短い課題 A:
シューベルトとゲーテについての文章から、「ベルリンのフェーリクスから、」から「Liedern Compositionen. 9)」までの部分を一字も変えずに書き写してください。

出典の抜粋:
シューベルトは、このリートを2度ゲーテに送っています。1度目は1816年、ゲーテへの献呈により最初の出版を行いたいという願いと、友人たちの協力により、2冊のゲーテ歌曲を含む詩人別8冊の清書譜が用意されました。恥ずかしがり屋のシューベルトに代わって、9歳年上の良き友人シュパウン Joseph von Spaun (1788-1865) が献辞を添え3)、最初の1冊をゲーテに送ったのですが、返事はなく、楽譜だけが送り返されました。シュパウンのおじ Franz Serephicus v. Spaun (1754年ウィーン生まれ)が「悪意あるゲーテ-敵対者」だったことが原因と思われます4)。それら18曲5)のうち現存する楽譜は16曲で、最初に掲載された楽譜は紛失してしまったのですが、デュル Walther Dürrによれば、それは「馭者クロノスに」ということです6)。
2度目は1825年6月はじめ。シューベルトは「馭者クロノス」、「ミニヨンに」An Mignon D161(1815)、「ガニュメート」Ganymed D 544 (1817)に金で印字された特別豪華な版を2冊用意し、1冊をゲーテに献呈、もう1冊をヴァイマールの図書館に寄贈しました。1825年6月16日のゲーテの日記にも、献呈の記録が記されています。この3曲は、検閲により出版許可が2年ほど待たされていたのですが、おそらく遅延の理由に詩人の許可が必要と言われ、ゲーテへの献呈に至ったと思われます。検閲当局はゲーテの許可確認を取らなかったようで、1825年6月、共に作品19として出版されました。6月6日の「ウィーン新聞」に記事が掲載され、そこには「詩人に大きな尊敬を持って捧げられた」と書かれています7)。シューベルトがゲーテに宛てた手紙は以下のとおりです。
閣下
閣下の詩による作曲の献呈により、閣下に対する限りない尊敬を表すことができましたら、私のような取るに足らぬものへ、いくらかでも注意を払ってくださるなら、私の生涯最高の出来事として、この望みの大成果を讃えましょう。
この上ない尊敬をこめて
閣下の
従順な僕である
フランツ・シューベルト
Euer Exzellenz!
Wenn es mir gelingen sollte,durch die Widmung dieser Composition Ihrer Gedichte meine unbegräzte Verehrung gegen E. Exzellenz an den Tag legen zu können,und vielleicht einige Beachtung für meine Unbedeutenheit zu gewinnen,so würde ich den günstigen Erfolg dieses Wunsches als das schönste Ereigniß meines Lebens preisen.
Mit größter Hochachtung
Ihr
Ergebenster Diener
Franz Schubert 8)
1825年6月16日、ゲーテの日記は次のように書かれています。
ベルリンのフェーリクスから、四重奏曲が数曲送られてきた。ウィーンのシューベルトから、私の詩による歌曲、数曲が送られてきた。
Sendung von Felix von Berlin,Quartette. Sendung von Schubert aus Wien,von meinen Liedern Compositionen. 9)
シューベルトの死後、友人マイアーホーファー Johann Mayrhofer (1787-1836) は「シューベルトの思い出」で、「馭者クロノス」第3節の感情と、詩と音楽への愛が、シューベルトと彼との結びつきをより内面的なものにしたと回想しています10)。シューベルトの音楽はまさに、「広く 高く 素晴らしい」ものと言えるでしょう。
註
1) Franz Schubert. Neue Ausgabe sämtlicher Werke. Hrsg. von der Internationalen Schubert-Gesellschaft. Kassel,Basel,Tours,London (Bärenreiter-Verlag) 1967- . Serie IV. Lieder: Vorgelegt von Walther Dürr. Bd. 1 Teil a 1970 ,S.121-128.

表示された行:
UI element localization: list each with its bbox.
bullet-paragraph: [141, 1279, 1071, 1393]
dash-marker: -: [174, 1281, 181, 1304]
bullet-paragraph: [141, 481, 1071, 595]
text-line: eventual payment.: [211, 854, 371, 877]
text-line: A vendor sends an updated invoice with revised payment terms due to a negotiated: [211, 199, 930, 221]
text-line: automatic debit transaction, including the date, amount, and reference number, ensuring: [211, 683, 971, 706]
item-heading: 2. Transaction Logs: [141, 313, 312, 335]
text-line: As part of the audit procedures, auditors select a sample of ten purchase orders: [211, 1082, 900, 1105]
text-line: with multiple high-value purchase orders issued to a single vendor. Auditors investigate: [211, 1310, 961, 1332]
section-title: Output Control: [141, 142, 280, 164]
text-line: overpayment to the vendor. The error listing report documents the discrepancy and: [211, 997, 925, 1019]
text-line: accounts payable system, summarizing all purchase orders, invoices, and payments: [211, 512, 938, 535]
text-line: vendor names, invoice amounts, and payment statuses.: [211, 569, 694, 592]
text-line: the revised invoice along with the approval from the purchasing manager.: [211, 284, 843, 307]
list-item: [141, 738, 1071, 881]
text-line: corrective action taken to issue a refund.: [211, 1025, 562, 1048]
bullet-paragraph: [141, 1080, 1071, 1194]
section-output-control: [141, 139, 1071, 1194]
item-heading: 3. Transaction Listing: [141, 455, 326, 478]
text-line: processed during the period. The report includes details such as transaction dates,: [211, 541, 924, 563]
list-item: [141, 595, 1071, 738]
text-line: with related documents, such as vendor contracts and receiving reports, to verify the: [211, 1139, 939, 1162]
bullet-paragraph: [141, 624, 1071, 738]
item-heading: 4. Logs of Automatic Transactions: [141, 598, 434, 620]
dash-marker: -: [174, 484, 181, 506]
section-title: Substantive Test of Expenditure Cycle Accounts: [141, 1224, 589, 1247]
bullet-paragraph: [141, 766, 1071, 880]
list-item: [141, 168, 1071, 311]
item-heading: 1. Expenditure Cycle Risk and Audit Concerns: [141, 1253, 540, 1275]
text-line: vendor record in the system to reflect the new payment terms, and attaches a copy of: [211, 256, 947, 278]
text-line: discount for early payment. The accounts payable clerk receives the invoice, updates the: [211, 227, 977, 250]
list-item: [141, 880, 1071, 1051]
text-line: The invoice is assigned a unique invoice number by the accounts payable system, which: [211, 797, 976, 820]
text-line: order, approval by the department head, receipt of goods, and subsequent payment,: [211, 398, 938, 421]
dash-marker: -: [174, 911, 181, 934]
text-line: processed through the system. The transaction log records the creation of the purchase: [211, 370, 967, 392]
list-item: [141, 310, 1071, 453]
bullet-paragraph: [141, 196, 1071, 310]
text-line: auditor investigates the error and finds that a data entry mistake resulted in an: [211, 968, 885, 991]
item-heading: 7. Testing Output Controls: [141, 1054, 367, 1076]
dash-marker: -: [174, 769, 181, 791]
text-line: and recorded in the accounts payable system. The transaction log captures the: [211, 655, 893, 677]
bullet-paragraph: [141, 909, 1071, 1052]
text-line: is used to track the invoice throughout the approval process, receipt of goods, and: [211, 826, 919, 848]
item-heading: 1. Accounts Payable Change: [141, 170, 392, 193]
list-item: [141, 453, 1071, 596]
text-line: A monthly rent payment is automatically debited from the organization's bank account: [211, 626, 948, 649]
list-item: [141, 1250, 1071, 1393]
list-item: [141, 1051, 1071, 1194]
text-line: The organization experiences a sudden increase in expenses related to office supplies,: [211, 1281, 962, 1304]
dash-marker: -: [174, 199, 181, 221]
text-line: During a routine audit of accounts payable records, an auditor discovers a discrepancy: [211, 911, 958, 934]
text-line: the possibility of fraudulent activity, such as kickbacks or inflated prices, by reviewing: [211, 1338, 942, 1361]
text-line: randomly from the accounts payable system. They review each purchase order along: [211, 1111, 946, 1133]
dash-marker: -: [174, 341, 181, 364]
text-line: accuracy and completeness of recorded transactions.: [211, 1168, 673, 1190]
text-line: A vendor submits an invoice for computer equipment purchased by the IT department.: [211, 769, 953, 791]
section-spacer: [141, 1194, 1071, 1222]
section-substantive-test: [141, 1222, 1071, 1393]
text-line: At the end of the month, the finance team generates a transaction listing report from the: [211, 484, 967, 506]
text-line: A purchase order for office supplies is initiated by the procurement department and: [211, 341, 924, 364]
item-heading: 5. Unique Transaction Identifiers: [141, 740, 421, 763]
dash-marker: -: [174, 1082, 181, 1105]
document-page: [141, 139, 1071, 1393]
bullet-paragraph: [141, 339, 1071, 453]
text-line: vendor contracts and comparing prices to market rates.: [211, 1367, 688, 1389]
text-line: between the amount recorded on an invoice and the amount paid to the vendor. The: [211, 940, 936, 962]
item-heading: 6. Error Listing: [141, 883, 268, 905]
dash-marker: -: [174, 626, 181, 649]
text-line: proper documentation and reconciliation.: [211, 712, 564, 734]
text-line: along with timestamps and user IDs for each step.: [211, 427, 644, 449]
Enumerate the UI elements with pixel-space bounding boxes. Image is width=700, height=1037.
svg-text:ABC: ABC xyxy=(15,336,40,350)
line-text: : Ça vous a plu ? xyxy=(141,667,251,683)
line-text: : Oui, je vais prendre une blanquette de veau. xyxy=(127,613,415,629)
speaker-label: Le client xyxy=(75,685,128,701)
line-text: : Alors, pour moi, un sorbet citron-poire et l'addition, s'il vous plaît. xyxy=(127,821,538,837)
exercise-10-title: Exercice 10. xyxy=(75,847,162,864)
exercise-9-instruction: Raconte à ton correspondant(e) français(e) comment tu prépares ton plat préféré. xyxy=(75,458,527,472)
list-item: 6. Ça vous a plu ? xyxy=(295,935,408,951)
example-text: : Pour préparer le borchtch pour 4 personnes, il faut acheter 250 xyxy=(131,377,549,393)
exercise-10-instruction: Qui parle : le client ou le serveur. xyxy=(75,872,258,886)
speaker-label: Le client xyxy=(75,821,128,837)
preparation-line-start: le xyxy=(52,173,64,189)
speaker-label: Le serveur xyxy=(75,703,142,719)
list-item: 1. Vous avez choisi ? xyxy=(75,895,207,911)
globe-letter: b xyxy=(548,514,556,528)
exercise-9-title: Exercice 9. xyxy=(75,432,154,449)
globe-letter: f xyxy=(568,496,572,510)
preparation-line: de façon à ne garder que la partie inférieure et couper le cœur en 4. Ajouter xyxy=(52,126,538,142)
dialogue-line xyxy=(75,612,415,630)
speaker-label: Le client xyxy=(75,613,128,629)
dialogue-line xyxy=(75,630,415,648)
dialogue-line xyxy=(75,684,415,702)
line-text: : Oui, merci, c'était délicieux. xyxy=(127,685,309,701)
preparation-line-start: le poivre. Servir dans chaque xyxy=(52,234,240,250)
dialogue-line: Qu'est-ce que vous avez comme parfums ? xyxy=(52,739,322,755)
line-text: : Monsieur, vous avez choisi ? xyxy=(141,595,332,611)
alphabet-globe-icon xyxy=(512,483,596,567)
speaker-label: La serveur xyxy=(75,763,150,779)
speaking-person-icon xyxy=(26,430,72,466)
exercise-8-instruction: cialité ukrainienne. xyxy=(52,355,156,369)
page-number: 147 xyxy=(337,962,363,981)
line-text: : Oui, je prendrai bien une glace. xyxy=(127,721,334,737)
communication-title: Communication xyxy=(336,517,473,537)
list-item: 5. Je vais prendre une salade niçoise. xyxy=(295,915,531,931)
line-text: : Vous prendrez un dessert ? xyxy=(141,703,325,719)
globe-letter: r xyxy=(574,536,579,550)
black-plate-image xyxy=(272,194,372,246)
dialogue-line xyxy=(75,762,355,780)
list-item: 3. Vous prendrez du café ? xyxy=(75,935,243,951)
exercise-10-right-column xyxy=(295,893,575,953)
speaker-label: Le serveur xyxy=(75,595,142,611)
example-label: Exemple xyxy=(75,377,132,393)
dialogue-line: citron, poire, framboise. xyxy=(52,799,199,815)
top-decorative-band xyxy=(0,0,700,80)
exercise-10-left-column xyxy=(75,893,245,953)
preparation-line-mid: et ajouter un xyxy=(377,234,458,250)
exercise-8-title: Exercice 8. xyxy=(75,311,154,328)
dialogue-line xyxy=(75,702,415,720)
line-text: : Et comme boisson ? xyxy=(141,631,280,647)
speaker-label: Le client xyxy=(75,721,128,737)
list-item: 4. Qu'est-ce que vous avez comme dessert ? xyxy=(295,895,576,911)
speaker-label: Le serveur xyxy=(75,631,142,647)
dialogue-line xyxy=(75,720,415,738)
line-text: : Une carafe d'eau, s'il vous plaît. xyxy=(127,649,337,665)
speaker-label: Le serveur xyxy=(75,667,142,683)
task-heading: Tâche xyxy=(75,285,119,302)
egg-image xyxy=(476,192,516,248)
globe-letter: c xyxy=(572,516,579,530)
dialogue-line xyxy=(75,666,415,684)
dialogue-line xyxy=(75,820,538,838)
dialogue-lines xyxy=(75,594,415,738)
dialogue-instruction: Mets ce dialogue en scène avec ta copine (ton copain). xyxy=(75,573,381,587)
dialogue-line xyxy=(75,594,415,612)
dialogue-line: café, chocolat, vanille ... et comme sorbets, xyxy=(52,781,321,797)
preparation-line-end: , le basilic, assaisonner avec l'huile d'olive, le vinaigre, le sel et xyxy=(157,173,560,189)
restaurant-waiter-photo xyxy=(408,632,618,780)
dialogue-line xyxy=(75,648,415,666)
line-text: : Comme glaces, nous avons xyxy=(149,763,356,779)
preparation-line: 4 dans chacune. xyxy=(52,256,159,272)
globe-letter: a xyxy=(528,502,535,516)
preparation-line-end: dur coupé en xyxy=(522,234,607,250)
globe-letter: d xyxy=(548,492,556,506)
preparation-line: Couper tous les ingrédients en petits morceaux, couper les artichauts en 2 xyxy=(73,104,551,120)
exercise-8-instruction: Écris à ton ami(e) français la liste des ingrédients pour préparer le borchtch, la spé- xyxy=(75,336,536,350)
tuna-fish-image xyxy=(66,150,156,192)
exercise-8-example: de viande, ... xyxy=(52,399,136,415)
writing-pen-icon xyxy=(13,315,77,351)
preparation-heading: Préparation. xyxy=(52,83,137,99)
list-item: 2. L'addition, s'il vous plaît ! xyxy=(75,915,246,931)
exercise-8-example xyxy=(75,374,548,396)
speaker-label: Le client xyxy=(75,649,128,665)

短い課題 B:
上に示した行を、先頭の行から「text-line: overpayment to」を含む行まで、両端の行も含めてそのとおりに繰り返してください。

回答全文 A:
ベルリンのフェーリクスから、四重奏曲が数曲送られてきた。ウィーンのシューベルトから、私の詩による歌曲、数曲が送られてきた。
Sendung von Felix von Berlin,Quartette. Sendung von Schubert aus Wien,von meinen Liedern Compositionen. 9)

回答全文 B:
UI element localization: list each with its bbox.
bullet-paragraph: [141, 1279, 1071, 1393]
dash-marker: -: [174, 1281, 181, 1304]
bullet-paragraph: [141, 481, 1071, 595]
text-line: eventual payment.: [211, 854, 371, 877]
text-line: A vendor sends an updated invoice with revised payment terms due to a negotiated: [211, 199, 930, 221]
text-line: automatic debit transaction, including the date, amount, and reference number, ensuring: [211, 683, 971, 706]
item-heading: 2. Transaction Logs: [141, 313, 312, 335]
text-line: As part of the audit procedures, auditors select a sample of ten purchase orders: [211, 1082, 900, 1105]
text-line: with multiple high-value purchase orders issued to a single vendor. Auditors investigate: [211, 1310, 961, 1332]
section-title: Output Control: [141, 142, 280, 164]
text-line: overpayment to the vendor. The error listing report documents the discrepancy and: [211, 997, 925, 1019]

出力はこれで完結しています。